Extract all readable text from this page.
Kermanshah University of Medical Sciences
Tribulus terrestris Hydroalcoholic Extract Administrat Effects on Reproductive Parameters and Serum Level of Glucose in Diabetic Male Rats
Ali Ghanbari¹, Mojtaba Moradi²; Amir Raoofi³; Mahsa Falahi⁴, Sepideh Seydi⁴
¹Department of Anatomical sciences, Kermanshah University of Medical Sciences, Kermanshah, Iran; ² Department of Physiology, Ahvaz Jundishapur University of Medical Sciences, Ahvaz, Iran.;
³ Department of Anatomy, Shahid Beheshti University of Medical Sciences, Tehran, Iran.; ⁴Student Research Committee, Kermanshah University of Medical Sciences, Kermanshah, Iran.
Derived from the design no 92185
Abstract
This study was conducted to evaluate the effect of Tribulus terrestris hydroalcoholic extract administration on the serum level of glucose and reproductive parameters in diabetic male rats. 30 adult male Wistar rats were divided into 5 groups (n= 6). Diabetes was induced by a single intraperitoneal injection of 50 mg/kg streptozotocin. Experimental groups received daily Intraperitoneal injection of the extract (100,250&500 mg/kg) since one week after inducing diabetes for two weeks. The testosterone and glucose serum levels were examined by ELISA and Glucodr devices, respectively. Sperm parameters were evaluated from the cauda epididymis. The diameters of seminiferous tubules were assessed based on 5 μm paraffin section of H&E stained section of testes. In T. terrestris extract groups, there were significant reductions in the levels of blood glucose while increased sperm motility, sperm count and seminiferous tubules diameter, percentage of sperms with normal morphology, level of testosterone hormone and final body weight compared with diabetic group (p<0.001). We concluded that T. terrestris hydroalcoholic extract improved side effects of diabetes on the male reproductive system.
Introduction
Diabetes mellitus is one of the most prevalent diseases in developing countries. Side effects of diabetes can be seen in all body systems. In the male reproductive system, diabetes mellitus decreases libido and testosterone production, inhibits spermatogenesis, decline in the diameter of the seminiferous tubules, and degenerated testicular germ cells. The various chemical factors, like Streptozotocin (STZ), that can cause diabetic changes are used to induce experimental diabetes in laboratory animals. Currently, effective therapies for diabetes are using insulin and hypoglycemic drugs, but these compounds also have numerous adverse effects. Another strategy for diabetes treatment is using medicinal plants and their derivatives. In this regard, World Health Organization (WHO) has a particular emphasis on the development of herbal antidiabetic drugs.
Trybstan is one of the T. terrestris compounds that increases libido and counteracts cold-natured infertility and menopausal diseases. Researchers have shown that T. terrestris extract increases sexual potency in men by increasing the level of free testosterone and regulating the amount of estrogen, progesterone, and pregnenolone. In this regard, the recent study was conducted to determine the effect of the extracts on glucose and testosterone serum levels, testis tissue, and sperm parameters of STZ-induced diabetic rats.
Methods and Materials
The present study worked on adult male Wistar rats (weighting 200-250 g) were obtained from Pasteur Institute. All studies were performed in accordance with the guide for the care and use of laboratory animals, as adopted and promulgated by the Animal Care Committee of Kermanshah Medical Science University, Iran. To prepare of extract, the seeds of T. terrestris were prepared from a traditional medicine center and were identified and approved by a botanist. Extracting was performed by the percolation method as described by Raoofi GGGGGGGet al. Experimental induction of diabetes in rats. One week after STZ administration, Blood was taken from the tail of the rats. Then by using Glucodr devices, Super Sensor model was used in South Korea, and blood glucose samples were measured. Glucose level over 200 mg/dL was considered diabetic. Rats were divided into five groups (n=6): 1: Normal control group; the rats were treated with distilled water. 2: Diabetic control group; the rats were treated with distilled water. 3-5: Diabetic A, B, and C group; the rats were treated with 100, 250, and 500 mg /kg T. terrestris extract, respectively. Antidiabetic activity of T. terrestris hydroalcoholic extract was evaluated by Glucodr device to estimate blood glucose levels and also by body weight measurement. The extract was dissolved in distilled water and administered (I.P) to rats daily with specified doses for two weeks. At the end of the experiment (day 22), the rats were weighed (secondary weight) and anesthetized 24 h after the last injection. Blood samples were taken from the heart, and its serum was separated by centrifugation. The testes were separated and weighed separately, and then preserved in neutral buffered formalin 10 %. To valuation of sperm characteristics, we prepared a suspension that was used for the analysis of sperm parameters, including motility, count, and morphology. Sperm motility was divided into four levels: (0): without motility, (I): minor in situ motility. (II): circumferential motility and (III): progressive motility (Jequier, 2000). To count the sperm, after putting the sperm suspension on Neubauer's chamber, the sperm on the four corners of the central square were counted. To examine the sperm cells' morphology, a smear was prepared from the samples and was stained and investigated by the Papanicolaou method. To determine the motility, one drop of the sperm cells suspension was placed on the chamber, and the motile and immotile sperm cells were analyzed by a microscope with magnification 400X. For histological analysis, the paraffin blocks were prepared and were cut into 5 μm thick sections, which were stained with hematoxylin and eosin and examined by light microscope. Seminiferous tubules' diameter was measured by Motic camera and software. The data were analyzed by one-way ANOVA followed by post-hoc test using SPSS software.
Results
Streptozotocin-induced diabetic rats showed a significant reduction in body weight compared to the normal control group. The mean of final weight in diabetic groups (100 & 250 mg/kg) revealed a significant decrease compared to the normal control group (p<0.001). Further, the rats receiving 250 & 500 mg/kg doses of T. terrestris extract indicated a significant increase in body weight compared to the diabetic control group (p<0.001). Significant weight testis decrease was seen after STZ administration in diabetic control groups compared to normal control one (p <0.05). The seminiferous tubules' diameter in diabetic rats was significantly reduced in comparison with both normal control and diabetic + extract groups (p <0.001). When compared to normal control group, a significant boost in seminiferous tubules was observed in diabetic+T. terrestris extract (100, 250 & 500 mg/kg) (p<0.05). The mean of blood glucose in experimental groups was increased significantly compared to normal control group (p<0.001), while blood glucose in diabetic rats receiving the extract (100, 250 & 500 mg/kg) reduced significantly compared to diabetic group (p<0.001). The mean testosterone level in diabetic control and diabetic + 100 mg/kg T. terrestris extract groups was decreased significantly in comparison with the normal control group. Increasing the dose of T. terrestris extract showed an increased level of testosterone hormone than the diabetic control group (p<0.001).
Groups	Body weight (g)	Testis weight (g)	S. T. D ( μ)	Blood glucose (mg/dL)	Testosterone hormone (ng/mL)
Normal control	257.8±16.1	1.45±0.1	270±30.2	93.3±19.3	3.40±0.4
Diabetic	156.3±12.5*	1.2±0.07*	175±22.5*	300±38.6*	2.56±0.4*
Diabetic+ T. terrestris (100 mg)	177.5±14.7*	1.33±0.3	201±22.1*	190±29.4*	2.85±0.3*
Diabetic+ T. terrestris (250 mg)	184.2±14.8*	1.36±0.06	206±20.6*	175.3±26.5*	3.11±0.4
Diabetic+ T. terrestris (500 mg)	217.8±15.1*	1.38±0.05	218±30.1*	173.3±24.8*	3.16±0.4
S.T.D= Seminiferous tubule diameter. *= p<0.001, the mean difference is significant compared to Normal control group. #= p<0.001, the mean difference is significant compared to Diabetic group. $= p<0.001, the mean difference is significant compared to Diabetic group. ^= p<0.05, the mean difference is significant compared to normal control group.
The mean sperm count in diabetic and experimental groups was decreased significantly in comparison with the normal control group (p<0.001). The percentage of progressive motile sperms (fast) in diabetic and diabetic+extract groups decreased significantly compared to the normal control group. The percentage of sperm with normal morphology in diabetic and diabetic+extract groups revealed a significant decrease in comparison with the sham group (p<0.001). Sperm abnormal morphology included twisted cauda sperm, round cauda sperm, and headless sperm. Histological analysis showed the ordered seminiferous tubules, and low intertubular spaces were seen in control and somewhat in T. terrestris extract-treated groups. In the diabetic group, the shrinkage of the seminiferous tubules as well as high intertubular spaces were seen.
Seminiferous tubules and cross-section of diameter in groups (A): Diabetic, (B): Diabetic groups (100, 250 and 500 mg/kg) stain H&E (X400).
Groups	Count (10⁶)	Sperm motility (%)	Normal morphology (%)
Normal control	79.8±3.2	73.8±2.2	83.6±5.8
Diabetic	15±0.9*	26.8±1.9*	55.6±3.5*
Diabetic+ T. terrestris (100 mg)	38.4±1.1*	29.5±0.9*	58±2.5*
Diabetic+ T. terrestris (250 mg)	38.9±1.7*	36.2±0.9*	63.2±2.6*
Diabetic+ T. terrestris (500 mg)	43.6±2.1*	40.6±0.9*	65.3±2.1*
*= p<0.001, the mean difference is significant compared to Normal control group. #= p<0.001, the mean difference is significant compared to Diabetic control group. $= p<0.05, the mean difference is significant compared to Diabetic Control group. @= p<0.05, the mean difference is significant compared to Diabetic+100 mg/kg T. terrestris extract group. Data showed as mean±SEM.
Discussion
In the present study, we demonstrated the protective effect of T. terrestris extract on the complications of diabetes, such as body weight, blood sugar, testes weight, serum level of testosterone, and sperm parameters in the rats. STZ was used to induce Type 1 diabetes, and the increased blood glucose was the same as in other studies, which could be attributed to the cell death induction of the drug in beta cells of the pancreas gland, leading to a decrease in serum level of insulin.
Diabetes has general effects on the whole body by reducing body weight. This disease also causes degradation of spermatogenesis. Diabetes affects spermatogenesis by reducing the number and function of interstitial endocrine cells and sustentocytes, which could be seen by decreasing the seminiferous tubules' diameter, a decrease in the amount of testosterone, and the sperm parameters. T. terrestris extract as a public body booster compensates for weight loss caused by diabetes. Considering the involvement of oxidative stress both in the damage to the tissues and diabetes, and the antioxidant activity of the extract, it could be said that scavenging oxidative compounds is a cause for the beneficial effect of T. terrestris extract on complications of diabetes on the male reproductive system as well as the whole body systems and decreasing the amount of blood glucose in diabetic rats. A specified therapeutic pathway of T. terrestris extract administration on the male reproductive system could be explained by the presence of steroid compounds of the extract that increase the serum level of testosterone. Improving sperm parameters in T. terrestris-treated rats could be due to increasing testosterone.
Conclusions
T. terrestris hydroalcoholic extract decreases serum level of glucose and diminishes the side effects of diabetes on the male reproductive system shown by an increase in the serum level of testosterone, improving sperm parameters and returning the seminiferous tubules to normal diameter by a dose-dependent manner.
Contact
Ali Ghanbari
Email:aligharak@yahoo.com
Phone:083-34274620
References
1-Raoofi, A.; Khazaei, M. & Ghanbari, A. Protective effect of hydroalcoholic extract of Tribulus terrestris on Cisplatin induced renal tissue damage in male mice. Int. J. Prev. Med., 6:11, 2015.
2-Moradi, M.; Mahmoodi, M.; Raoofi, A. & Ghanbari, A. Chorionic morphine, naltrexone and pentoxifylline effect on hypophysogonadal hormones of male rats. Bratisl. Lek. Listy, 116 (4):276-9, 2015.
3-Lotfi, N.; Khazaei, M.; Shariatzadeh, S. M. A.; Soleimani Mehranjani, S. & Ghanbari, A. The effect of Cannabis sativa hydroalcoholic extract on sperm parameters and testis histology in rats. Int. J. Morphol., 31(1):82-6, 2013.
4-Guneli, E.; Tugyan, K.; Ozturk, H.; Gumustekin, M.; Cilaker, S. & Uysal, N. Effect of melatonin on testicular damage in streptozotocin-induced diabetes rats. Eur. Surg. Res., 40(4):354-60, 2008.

- - - - - - -

What lines of the material above include "decreases"? Copy each one.

=== Response below ===
Diabetes mellitus is one of the most prevalent diseases in developing countries. Side effects of diabetes can be seen in all body systems. In the male reproductive system, diabetes mellitus decreases libido and testosterone production, inhibits spermatogenesis, decline in the diameter of the seminiferous tubules, and degenerated testicular germ cells. The various chemical factors, like Streptozotocin (STZ), that can cause diabetic changes are used to induce experimental diabetes in laboratory animals. Currently, effective therapies for diabetes are using insulin and hypoglycemic drugs, but these compounds also have numerous adverse effects. Another strategy for diabetes treatment is using medicinal plants and their derivatives. In this regard, World Health Organization (WHO) has a particular emphasis on the development of herbal antidiabetic drugs.
T. terrestris hydroalcoholic extract decreases serum level of glucose and diminishes the side effects of diabetes on the male reproductive system shown by an increase in the serum level of testosterone, improving sperm parameters and returning the seminiferous tubules to normal diameter by a dose-dependent manner.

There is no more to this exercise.